* What is asked
Pull out every line below holding the word "triangle".

* Stored rows
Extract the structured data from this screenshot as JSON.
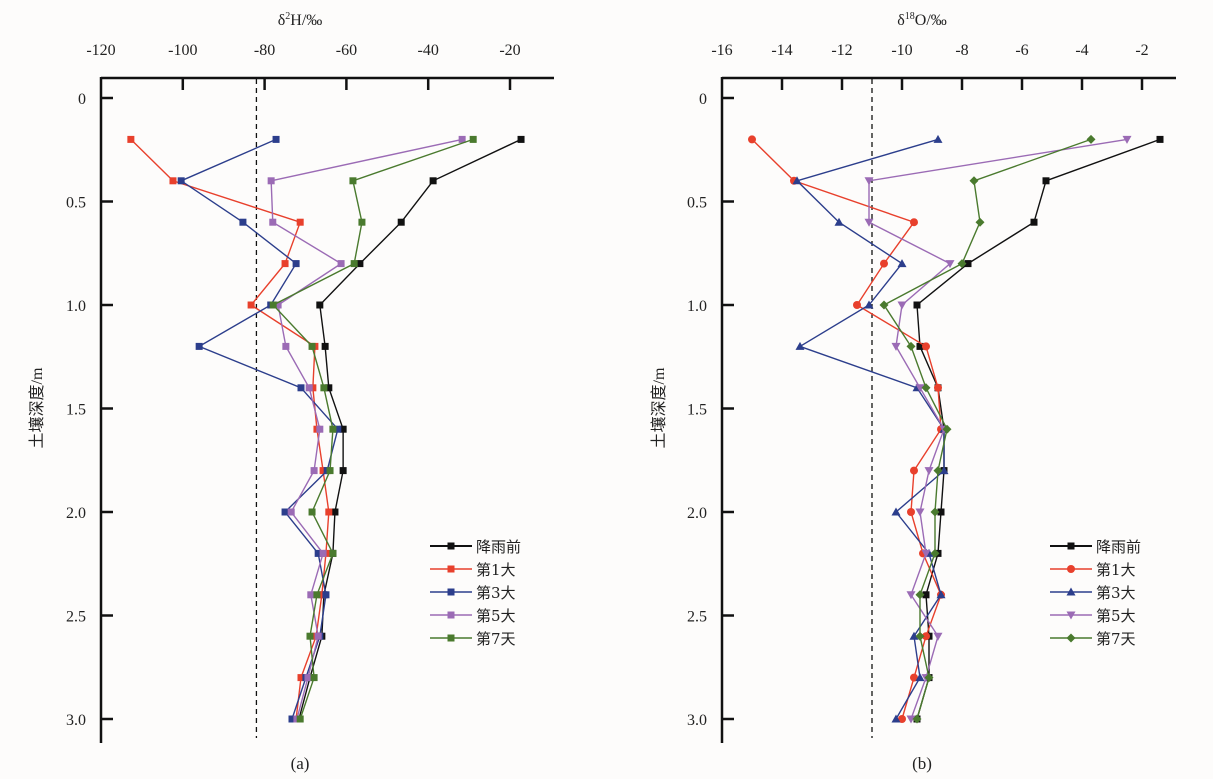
{
  "chart_data": [
    {
      "type": "line",
      "panel_label": "(a)",
      "xlabel_prefix": "δ",
      "xlabel_sup": "2",
      "xlabel_suffix": "H/‰",
      "ylabel": "土壤深度/m",
      "xlim": [
        -120,
        -10
      ],
      "ylim": [
        0,
        3.12
      ],
      "xticks": [
        -120,
        -100,
        -80,
        -60,
        -40,
        -20
      ],
      "yticks": [
        0,
        0.5,
        1.0,
        1.5,
        2.0,
        2.5,
        3.0
      ],
      "ytick_labels": [
        "0",
        "0.5",
        "1.0",
        "1.5",
        "2.0",
        "2.5",
        "3.0"
      ],
      "x_axis_position": "top",
      "y_inverted": true,
      "reference_line": {
        "x": -82,
        "style": "dashed"
      },
      "legend_position": "bottom-right",
      "depth": [
        0.2,
        0.4,
        0.6,
        0.8,
        1.0,
        1.2,
        1.4,
        1.6,
        1.8,
        2.0,
        2.2,
        2.4,
        2.6,
        2.8,
        3.0
      ],
      "series": [
        {
          "name": "降雨前",
          "color": "#111111",
          "marker": "square",
          "values": [
            -17.3,
            -38.8,
            -46.6,
            -56.7,
            -66.5,
            -65.2,
            -64.3,
            -60.8,
            -60.8,
            -62.8,
            -63.3,
            -65.5,
            -66.0,
            -68.9,
            -71.6
          ]
        },
        {
          "name": "第1大",
          "color": "#e8402c",
          "marker": "square",
          "values": [
            -112.7,
            -102.4,
            -71.3,
            -75.0,
            -83.3,
            -67.7,
            -68.2,
            -67.2,
            -65.7,
            -64.3,
            -65.0,
            -66.0,
            -67.4,
            -71.1,
            -72.3
          ]
        },
        {
          "name": "第3大",
          "color": "#2c3e8c",
          "marker": "square",
          "values": [
            -77.2,
            -100.4,
            -85.3,
            -72.3,
            -78.5,
            -96.0,
            -71.1,
            -62.1,
            -64.7,
            -75.0,
            -66.9,
            -65.0,
            -66.5,
            -69.9,
            -73.3
          ]
        },
        {
          "name": "第5大",
          "color": "#9b6bb5",
          "marker": "square",
          "values": [
            -31.7,
            -78.4,
            -78.0,
            -61.3,
            -76.7,
            -74.8,
            -69.1,
            -66.5,
            -67.9,
            -73.5,
            -65.7,
            -68.7,
            -66.9,
            -69.4,
            -72.1
          ]
        },
        {
          "name": "第7天",
          "color": "#4a7a2e",
          "marker": "square",
          "values": [
            -29.0,
            -58.4,
            -56.2,
            -58.1,
            -77.9,
            -68.4,
            -65.5,
            -63.3,
            -64.0,
            -68.4,
            -63.3,
            -67.2,
            -68.9,
            -67.9,
            -71.3
          ]
        }
      ]
    },
    {
      "type": "line",
      "panel_label": "(b)",
      "xlabel_prefix": "δ",
      "xlabel_sup": "18",
      "xlabel_suffix": "O/‰",
      "ylabel": "土壤深度/m",
      "xlim": [
        -16,
        -0.5
      ],
      "ylim": [
        0,
        3.12
      ],
      "xticks": [
        -16,
        -14,
        -12,
        -10,
        -8,
        -6,
        -4,
        -2
      ],
      "yticks": [
        0,
        0.5,
        1.0,
        1.5,
        2.0,
        2.5,
        3.0
      ],
      "ytick_labels": [
        "0",
        "0.5",
        "1.0",
        "1.5",
        "2.0",
        "2.5",
        "3.0"
      ],
      "x_axis_position": "top",
      "y_inverted": true,
      "reference_line": {
        "x": -11,
        "style": "dashed"
      },
      "legend_position": "bottom-right",
      "depth": [
        0.2,
        0.4,
        0.6,
        0.8,
        1.0,
        1.2,
        1.4,
        1.6,
        1.8,
        2.0,
        2.2,
        2.4,
        2.6,
        2.8,
        3.0
      ],
      "series": [
        {
          "name": "降雨前",
          "color": "#111111",
          "marker": "square",
          "values": [
            -1.4,
            -5.2,
            -5.6,
            -7.8,
            -9.5,
            -9.4,
            -8.8,
            -8.6,
            -8.6,
            -8.7,
            -8.8,
            -9.2,
            -9.1,
            -9.1,
            -9.5
          ]
        },
        {
          "name": "第1大",
          "color": "#e8402c",
          "marker": "circle",
          "values": [
            -15.0,
            -13.6,
            -9.6,
            -10.6,
            -11.5,
            -9.2,
            -8.8,
            -8.7,
            -9.6,
            -9.7,
            -9.3,
            -8.7,
            -9.2,
            -9.6,
            -10.0
          ]
        },
        {
          "name": "第3大",
          "color": "#2c3e8c",
          "marker": "triangle-up",
          "values": [
            -8.8,
            -13.5,
            -12.1,
            -10.0,
            -11.1,
            -13.4,
            -9.5,
            -8.6,
            -8.6,
            -10.2,
            -9.1,
            -8.7,
            -9.6,
            -9.4,
            -10.2
          ]
        },
        {
          "name": "第5大",
          "color": "#9b6bb5",
          "marker": "triangle-down",
          "values": [
            -2.5,
            -11.1,
            -11.1,
            -8.4,
            -10.0,
            -10.2,
            -9.4,
            -8.6,
            -9.1,
            -9.4,
            -9.2,
            -9.7,
            -8.8,
            -9.2,
            -9.7
          ]
        },
        {
          "name": "第7天",
          "color": "#4a7a2e",
          "marker": "diamond",
          "values": [
            -3.7,
            -7.6,
            -7.4,
            -8.0,
            -10.6,
            -9.7,
            -9.2,
            -8.5,
            -8.8,
            -8.9,
            -8.9,
            -9.4,
            -9.4,
            -9.1,
            -9.5
          ]
        }
      ]
    }
  ]
}
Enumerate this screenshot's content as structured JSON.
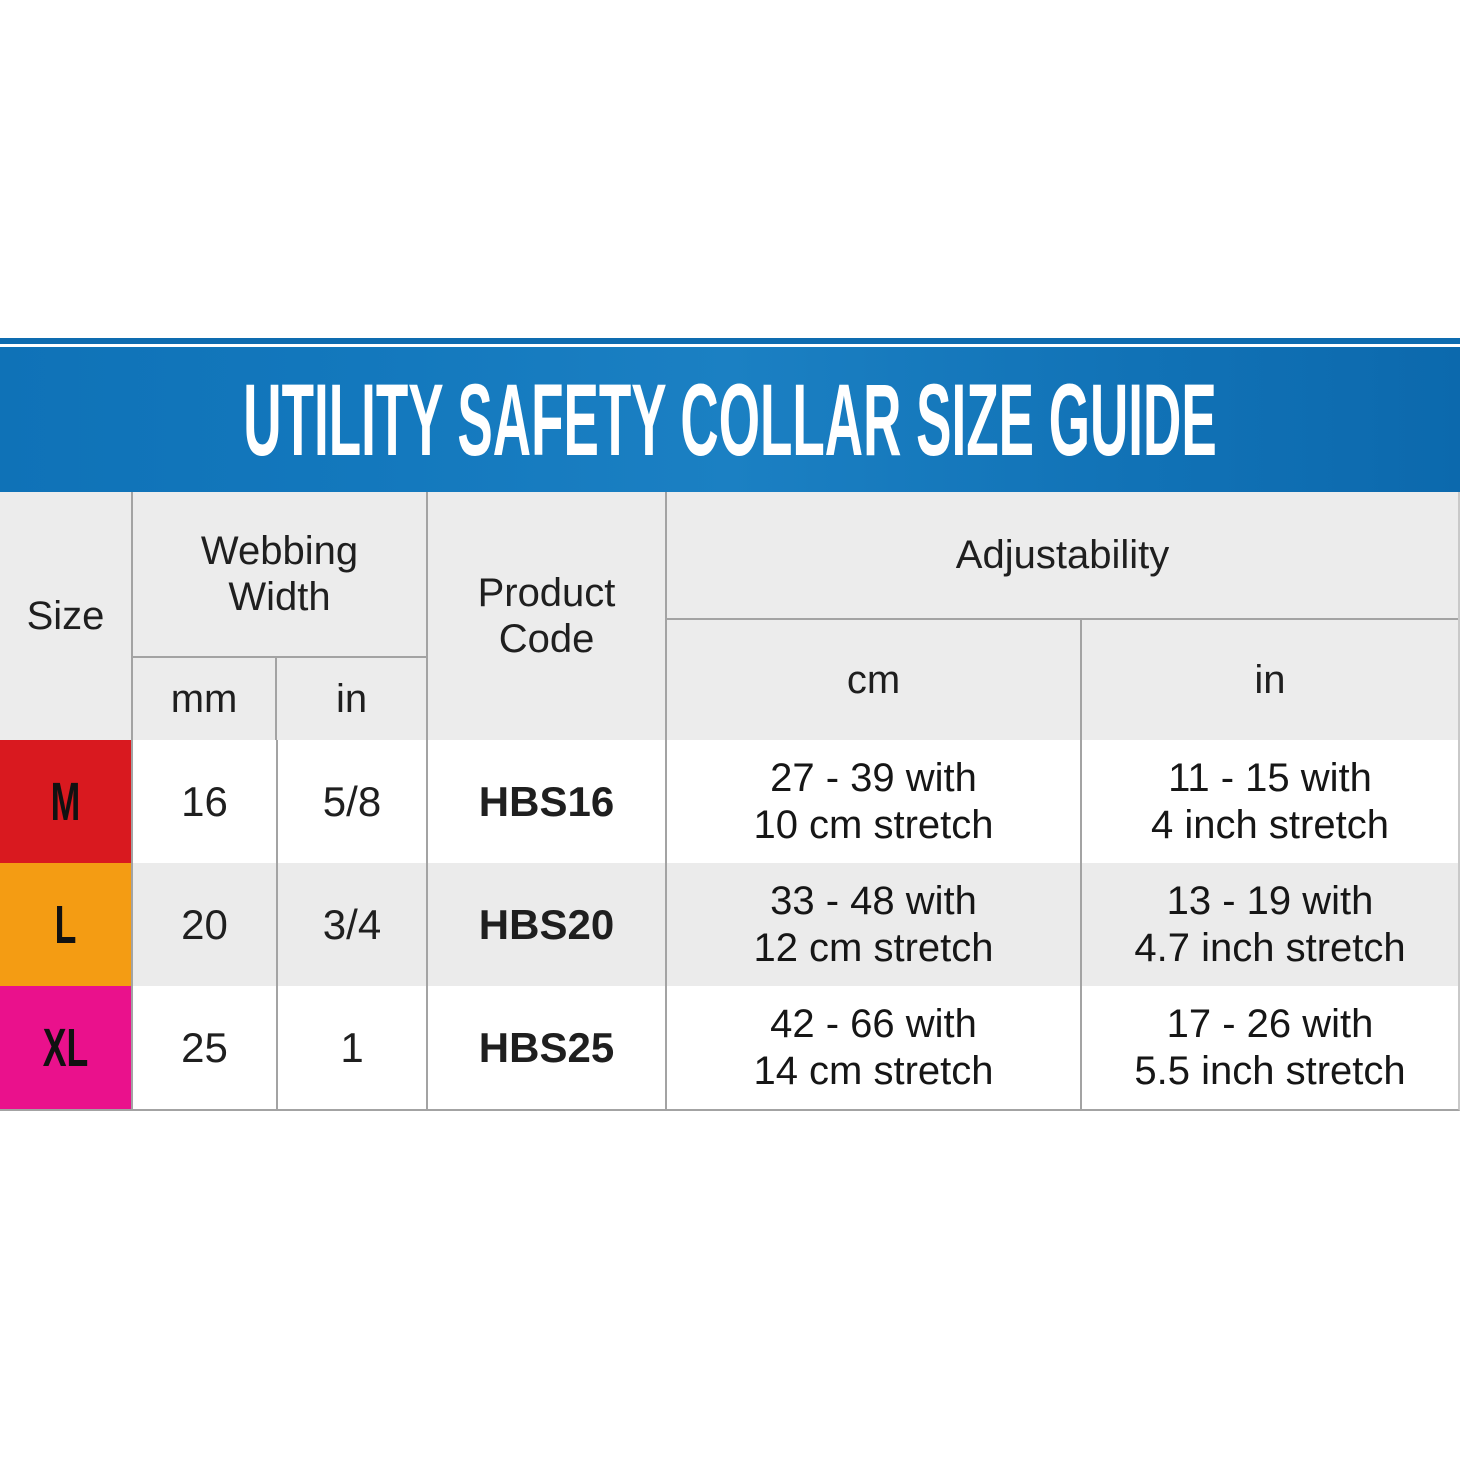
{
  "banner": {
    "title": "UTILITY SAFETY COLLAR SIZE GUIDE",
    "background_blue": "#1378bd",
    "top_rule_color": "#0e6cb0",
    "text_color": "#ffffff"
  },
  "table": {
    "header_bg": "#ececec",
    "stripe_color": "#ebebeb",
    "border_color": "#a3a3a3",
    "headers": {
      "size": "Size",
      "webbing_width_line1": "Webbing",
      "webbing_width_line2": "Width",
      "webbing_unit_mm": "mm",
      "webbing_unit_in": "in",
      "product_code_line1": "Product",
      "product_code_line2": "Code",
      "adjustability": "Adjustability",
      "adjust_unit_cm": "cm",
      "adjust_unit_in": "in"
    },
    "rows": [
      {
        "size": "M",
        "size_bg": "#d9191f",
        "webbing_mm": "16",
        "webbing_in": "5/8",
        "product_code": "HBS16",
        "adjust_cm_line1": "27 - 39 with",
        "adjust_cm_line2": "10 cm stretch",
        "adjust_in_line1": "11 - 15 with",
        "adjust_in_line2": "4 inch stretch"
      },
      {
        "size": "L",
        "size_bg": "#f49c13",
        "webbing_mm": "20",
        "webbing_in": "3/4",
        "product_code": "HBS20",
        "adjust_cm_line1": "33 - 48 with",
        "adjust_cm_line2": "12 cm stretch",
        "adjust_in_line1": "13 - 19 with",
        "adjust_in_line2": "4.7 inch stretch"
      },
      {
        "size": "XL",
        "size_bg": "#ea118c",
        "webbing_mm": "25",
        "webbing_in": "1",
        "product_code": "HBS25",
        "adjust_cm_line1": "42 - 66 with",
        "adjust_cm_line2": "14 cm stretch",
        "adjust_in_line1": "17 - 26 with",
        "adjust_in_line2": "5.5 inch stretch"
      }
    ]
  }
}
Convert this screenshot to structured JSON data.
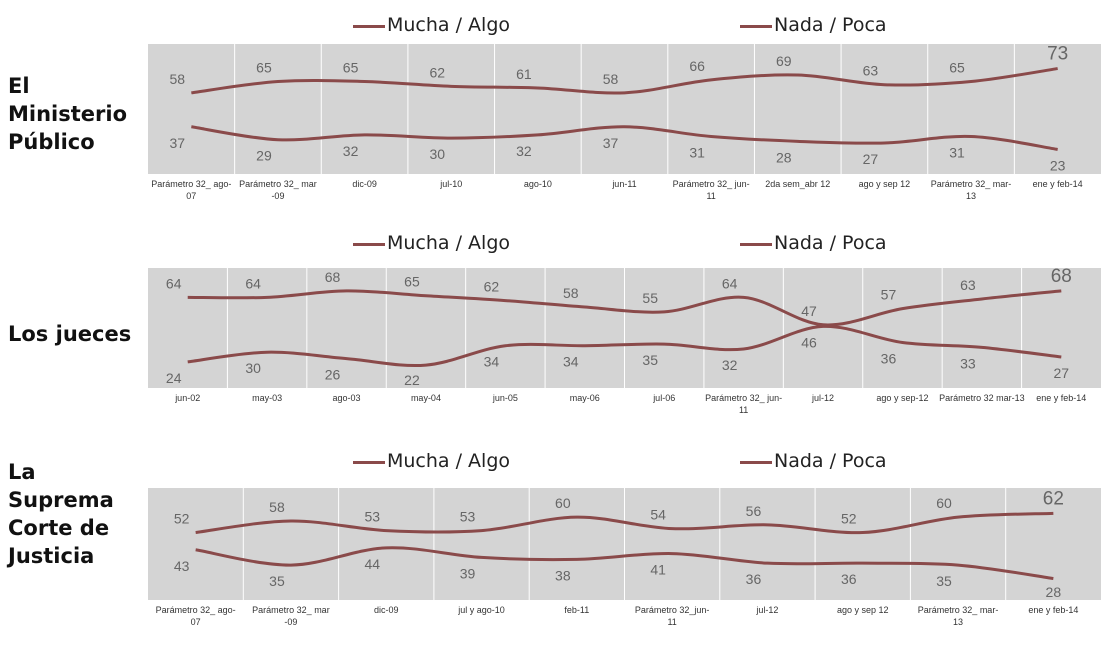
{
  "colors": {
    "plot_bg": "#d4d4d4",
    "line": "#8a4a4a",
    "grid": "#ffffff",
    "value_text": "#666666"
  },
  "chart_data": [
    {
      "type": "line",
      "title": "El Ministerio Público",
      "categories": [
        "Parámetro 32_ ago-07",
        "Parámetro 32_ mar -09",
        "dic-09",
        "jul-10",
        "ago-10",
        "jun-11",
        "Parámetro 32_ jun-11",
        "2da sem_abr 12",
        "ago y sep 12",
        "Parámetro 32_ mar-13",
        "ene y feb-14"
      ],
      "series": [
        {
          "name": "Mucha / Algo",
          "values": [
            58,
            65,
            65,
            62,
            61,
            58,
            66,
            69,
            63,
            65,
            73
          ]
        },
        {
          "name": "Nada / Poca",
          "values": [
            37,
            29,
            32,
            30,
            32,
            37,
            31,
            28,
            27,
            31,
            23
          ]
        }
      ],
      "legend": "top-center",
      "grid": true
    },
    {
      "type": "line",
      "title": "Los jueces",
      "categories": [
        "jun-02",
        "may-03",
        "ago-03",
        "may-04",
        "jun-05",
        "may-06",
        "jul-06",
        "Parámetro 32_ jun-11",
        "jul-12",
        "ago y sep-12",
        "Parámetro 32 mar-13",
        "ene y feb-14"
      ],
      "series": [
        {
          "name": "Mucha / Algo",
          "values": [
            64,
            64,
            68,
            65,
            62,
            58,
            55,
            64,
            47,
            57,
            63,
            68
          ]
        },
        {
          "name": "Nada / Poca",
          "values": [
            24,
            30,
            26,
            22,
            34,
            34,
            35,
            32,
            46,
            36,
            33,
            27
          ]
        }
      ],
      "legend": "top-center",
      "grid": true
    },
    {
      "type": "line",
      "title": "La Suprema Corte de Justicia",
      "categories": [
        "Parámetro 32_ ago-07",
        "Parámetro 32_ mar -09",
        "dic-09",
        "jul y ago-10",
        "feb-11",
        "Parámetro 32_jun- 11",
        "jul-12",
        "ago y sep 12",
        "Parámetro 32_ mar-13",
        "ene y feb-14"
      ],
      "series": [
        {
          "name": "Mucha / Algo",
          "values": [
            52,
            58,
            53,
            53,
            60,
            54,
            56,
            52,
            60,
            62
          ]
        },
        {
          "name": "Nada / Poca",
          "values": [
            43,
            35,
            44,
            39,
            38,
            41,
            36,
            36,
            35,
            28
          ]
        }
      ],
      "legend": "top-center",
      "grid": true
    }
  ]
}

* Exercise answer
          "marker": "triangle-up",
          "marker": "triangle-down",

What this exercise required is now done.